GIVEN INSTRUCTION: Extract every line of the material that holds the string "object".

(Part of a data file)
+--
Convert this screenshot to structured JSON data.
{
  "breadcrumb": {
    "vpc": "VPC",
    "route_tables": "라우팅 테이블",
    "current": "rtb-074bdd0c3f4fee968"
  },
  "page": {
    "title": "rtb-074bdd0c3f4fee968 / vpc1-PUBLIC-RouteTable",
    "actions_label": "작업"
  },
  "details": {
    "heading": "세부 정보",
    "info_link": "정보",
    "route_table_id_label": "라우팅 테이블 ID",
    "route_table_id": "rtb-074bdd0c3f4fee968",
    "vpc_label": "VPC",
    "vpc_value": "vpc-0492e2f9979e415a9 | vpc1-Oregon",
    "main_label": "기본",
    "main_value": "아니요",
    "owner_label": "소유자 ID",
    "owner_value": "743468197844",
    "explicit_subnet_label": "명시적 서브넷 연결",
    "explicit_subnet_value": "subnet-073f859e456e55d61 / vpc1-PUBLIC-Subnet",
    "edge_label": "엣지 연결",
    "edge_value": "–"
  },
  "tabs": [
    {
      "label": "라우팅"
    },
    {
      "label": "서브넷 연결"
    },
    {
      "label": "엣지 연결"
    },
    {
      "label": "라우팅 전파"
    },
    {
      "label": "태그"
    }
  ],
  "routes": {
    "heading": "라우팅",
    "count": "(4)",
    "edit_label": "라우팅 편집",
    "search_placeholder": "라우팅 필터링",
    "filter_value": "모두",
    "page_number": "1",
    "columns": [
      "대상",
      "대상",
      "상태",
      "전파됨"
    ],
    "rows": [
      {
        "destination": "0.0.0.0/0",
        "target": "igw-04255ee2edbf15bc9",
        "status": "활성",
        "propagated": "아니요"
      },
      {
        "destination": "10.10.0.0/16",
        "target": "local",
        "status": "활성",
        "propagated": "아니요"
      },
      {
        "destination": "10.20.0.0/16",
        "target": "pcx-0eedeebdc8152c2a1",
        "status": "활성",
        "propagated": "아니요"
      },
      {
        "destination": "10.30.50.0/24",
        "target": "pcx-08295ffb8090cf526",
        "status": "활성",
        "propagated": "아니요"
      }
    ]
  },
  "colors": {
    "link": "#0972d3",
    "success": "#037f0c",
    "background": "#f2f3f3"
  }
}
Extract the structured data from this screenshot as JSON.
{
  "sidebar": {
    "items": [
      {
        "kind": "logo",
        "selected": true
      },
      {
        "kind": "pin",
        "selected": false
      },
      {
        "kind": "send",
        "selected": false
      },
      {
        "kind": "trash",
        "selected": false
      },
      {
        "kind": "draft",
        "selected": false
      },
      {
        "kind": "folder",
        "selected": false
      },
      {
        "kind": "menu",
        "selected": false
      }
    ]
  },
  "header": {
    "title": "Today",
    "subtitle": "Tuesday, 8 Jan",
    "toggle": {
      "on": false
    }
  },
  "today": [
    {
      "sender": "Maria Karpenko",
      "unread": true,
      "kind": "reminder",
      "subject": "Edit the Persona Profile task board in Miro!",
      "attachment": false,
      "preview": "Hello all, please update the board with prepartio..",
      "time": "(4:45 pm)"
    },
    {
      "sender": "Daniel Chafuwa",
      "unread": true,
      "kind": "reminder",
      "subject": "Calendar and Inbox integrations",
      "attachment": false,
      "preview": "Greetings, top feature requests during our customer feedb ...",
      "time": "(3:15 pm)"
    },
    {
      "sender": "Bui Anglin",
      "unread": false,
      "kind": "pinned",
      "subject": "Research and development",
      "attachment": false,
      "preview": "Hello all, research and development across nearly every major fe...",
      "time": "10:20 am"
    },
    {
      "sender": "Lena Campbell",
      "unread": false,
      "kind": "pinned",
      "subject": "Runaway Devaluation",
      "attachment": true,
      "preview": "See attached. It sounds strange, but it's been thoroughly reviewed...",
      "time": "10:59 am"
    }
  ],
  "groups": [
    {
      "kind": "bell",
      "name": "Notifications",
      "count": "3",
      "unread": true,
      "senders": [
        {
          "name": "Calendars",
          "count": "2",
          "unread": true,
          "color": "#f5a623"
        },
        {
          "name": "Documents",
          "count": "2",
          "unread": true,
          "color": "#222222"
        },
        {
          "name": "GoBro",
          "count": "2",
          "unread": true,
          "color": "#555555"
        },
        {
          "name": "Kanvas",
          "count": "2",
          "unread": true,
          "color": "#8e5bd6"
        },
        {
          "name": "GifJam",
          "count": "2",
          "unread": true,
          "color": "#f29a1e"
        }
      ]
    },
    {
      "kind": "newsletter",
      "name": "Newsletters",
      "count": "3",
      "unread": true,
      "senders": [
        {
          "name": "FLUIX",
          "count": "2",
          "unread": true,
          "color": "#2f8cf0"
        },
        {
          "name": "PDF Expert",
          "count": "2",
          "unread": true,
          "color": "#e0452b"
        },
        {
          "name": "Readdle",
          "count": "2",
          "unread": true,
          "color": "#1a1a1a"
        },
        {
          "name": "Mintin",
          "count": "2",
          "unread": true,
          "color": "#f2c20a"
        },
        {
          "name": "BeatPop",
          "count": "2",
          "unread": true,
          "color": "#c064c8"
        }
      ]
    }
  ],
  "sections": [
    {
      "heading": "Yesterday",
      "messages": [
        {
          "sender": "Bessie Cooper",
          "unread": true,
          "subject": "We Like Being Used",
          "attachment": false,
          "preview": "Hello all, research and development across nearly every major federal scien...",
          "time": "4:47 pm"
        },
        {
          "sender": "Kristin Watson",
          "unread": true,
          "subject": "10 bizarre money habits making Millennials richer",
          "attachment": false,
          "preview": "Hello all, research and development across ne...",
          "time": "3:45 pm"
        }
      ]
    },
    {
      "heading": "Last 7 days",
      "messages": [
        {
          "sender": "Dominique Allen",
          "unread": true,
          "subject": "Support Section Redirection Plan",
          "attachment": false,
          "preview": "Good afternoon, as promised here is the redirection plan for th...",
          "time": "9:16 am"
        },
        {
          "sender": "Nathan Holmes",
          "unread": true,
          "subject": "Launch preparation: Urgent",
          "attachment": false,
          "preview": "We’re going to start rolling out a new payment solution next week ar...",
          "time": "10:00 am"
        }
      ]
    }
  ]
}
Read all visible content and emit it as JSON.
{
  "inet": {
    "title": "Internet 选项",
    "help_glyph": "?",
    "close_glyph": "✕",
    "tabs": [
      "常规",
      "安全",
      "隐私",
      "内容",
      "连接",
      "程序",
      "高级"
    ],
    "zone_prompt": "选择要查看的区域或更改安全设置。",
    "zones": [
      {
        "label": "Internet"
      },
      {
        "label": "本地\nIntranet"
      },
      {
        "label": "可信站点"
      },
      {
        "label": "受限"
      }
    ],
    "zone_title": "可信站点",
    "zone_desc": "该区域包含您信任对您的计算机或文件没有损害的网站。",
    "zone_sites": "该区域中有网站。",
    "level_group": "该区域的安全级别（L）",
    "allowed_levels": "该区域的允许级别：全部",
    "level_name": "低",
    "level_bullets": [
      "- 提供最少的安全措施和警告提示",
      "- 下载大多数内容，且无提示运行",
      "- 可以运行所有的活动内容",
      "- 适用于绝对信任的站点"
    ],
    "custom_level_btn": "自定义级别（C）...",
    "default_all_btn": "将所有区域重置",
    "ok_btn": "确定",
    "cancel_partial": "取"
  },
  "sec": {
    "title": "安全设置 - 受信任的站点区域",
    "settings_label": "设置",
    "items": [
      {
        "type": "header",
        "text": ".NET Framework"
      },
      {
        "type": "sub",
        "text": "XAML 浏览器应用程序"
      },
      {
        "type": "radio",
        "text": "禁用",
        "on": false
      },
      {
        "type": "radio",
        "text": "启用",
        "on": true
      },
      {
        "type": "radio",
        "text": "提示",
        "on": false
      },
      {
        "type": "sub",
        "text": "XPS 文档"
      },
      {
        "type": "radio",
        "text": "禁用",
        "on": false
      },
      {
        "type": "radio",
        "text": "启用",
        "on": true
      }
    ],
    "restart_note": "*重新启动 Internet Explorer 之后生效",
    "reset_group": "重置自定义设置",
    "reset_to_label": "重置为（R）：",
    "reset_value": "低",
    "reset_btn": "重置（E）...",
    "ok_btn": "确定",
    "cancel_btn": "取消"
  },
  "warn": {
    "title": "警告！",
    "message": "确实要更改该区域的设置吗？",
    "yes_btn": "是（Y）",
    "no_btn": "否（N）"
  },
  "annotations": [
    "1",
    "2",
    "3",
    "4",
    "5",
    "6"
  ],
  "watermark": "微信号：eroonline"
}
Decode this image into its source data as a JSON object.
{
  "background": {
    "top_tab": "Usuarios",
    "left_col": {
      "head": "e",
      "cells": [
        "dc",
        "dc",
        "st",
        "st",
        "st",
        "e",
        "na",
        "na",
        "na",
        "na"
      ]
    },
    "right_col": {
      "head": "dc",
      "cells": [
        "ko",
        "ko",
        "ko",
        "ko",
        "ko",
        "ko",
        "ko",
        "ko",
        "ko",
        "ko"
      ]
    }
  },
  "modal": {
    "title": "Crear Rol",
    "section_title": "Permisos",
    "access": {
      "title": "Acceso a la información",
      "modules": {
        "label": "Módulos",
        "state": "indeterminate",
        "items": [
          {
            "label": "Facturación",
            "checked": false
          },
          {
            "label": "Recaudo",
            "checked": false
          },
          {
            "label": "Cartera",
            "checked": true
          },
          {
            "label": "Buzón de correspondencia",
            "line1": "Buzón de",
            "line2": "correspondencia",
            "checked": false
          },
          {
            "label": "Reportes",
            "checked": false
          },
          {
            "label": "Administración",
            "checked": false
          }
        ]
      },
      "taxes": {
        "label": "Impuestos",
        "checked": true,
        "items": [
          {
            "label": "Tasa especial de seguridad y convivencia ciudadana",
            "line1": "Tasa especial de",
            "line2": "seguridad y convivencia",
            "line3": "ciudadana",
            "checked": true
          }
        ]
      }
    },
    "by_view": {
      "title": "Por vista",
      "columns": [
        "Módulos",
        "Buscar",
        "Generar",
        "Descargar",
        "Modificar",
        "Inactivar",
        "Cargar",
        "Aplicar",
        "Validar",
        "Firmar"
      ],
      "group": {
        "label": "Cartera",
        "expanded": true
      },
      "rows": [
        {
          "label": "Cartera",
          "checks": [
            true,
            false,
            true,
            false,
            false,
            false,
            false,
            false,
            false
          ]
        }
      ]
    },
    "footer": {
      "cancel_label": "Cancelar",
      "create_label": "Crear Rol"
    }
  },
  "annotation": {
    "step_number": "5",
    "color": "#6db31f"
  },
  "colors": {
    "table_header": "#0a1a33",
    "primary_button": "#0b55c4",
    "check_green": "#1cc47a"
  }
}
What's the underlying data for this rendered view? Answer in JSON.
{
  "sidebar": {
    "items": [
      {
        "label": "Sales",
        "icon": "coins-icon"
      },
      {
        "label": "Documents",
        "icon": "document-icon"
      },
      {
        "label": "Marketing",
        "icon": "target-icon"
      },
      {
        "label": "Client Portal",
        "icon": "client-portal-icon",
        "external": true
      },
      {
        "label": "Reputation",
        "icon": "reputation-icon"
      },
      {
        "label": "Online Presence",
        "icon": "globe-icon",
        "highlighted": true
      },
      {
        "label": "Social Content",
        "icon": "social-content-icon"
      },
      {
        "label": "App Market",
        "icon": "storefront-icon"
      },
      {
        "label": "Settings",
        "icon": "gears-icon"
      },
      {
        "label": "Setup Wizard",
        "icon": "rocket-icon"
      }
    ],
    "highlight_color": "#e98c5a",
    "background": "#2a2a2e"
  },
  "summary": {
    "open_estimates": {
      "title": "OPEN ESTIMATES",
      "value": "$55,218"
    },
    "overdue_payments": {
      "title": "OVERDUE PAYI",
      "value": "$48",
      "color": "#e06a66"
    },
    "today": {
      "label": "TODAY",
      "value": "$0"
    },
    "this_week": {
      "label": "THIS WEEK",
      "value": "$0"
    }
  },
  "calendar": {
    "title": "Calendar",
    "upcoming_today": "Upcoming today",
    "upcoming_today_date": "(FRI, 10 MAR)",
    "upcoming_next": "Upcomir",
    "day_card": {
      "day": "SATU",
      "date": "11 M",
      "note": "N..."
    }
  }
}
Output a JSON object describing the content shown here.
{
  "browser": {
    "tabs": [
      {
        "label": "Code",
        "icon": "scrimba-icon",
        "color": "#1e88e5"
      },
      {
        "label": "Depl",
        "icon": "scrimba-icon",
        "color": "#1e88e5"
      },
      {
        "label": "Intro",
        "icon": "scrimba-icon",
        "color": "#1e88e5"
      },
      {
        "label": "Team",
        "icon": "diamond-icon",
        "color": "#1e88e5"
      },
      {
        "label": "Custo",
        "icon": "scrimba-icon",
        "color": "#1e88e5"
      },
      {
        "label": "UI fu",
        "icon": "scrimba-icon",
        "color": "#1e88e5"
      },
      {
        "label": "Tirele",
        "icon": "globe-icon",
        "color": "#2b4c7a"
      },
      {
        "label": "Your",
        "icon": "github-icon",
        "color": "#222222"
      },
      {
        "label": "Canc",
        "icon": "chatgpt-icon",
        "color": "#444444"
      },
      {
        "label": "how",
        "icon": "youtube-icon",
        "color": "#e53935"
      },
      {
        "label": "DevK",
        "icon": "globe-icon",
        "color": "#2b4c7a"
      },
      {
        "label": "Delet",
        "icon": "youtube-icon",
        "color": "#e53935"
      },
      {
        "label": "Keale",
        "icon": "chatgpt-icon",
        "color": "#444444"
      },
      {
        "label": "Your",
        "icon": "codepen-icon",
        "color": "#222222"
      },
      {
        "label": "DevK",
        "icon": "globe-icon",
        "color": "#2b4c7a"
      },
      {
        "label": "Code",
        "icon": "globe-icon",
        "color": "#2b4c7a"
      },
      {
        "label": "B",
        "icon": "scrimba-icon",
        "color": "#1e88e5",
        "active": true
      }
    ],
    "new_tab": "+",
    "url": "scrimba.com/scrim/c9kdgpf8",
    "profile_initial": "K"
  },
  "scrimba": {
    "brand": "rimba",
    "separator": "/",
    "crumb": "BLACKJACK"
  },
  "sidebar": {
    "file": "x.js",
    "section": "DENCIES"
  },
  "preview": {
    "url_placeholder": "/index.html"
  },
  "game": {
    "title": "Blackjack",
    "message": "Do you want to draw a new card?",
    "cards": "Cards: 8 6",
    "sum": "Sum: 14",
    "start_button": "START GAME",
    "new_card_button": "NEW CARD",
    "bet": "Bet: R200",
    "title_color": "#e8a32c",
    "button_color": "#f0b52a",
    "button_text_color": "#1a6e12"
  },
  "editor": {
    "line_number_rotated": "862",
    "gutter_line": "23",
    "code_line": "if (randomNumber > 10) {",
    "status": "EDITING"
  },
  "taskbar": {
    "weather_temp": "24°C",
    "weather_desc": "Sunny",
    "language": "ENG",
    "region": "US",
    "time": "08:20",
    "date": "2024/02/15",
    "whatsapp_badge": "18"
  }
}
+--
SOLUTION FOR THIS EXERCISE:
Decode this image into its source data as a JSON object.
Output a JSON object describing the content shown here.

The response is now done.